──────── RECORD LIST
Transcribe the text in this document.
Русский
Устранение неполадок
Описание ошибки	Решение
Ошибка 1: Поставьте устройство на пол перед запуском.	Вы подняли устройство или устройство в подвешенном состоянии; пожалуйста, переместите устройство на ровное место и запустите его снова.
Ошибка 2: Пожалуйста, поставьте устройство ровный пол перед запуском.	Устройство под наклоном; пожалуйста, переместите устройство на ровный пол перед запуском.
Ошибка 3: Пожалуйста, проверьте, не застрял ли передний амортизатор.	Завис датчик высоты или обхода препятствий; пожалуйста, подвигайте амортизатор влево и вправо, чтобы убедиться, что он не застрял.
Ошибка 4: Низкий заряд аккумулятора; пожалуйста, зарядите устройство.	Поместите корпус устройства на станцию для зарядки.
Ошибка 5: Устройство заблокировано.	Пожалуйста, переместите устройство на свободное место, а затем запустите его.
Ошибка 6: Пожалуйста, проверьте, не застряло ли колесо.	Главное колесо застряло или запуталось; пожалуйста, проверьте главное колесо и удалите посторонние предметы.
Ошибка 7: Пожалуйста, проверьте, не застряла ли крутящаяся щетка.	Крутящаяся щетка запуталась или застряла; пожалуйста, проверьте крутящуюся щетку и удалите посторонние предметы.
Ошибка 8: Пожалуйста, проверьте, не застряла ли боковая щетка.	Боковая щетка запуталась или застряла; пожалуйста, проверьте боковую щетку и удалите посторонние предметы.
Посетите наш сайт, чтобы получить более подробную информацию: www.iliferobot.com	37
────────────────
Repeat the material above in full, quoting it exactly.

* THE SOLUTION:
Transcribe the text in this document.
Русский
Устранение неполадок
Описание ошибки	Решение
Ошибка 1: Поставьте устройство на пол перед запуском.	Вы подняли устройство или устройство в подвешенном состоянии; пожалуйста, переместите устройство на ровное место и запустите его снова.
Ошибка 2: Пожалуйста, поставьте устройство ровный пол перед запуском.	Устройство под наклоном; пожалуйста, переместите устройство на ровный пол перед запуском.
Ошибка 3: Пожалуйста, проверьте, не застрял ли передний амортизатор.	Завис датчик высоты или обхода препятствий; пожалуйста, подвигайте амортизатор влево и вправо, чтобы убедиться, что он не застрял.
Ошибка 4: Низкий заряд аккумулятора; пожалуйста, зарядите устройство.	Поместите корпус устройства на станцию для зарядки.
Ошибка 5: Устройство заблокировано.	Пожалуйста, переместите устройство на свободное место, а затем запустите его.
Ошибка 6: Пожалуйста, проверьте, не застряло ли колесо.	Главное колесо застряло или запуталось; пожалуйста, проверьте главное колесо и удалите посторонние предметы.
Ошибка 7: Пожалуйста, проверьте, не застряла ли крутящаяся щетка.	Крутящаяся щетка запуталась или застряла; пожалуйста, проверьте крутящуюся щетку и удалите посторонние предметы.
Ошибка 8: Пожалуйста, проверьте, не застряла ли боковая щетка.	Боковая щетка запуталась или застряла; пожалуйста, проверьте боковую щетку и удалите посторонние предметы.
Посетите наш сайт, чтобы получить более подробную информацию: www.iliferobot.com	37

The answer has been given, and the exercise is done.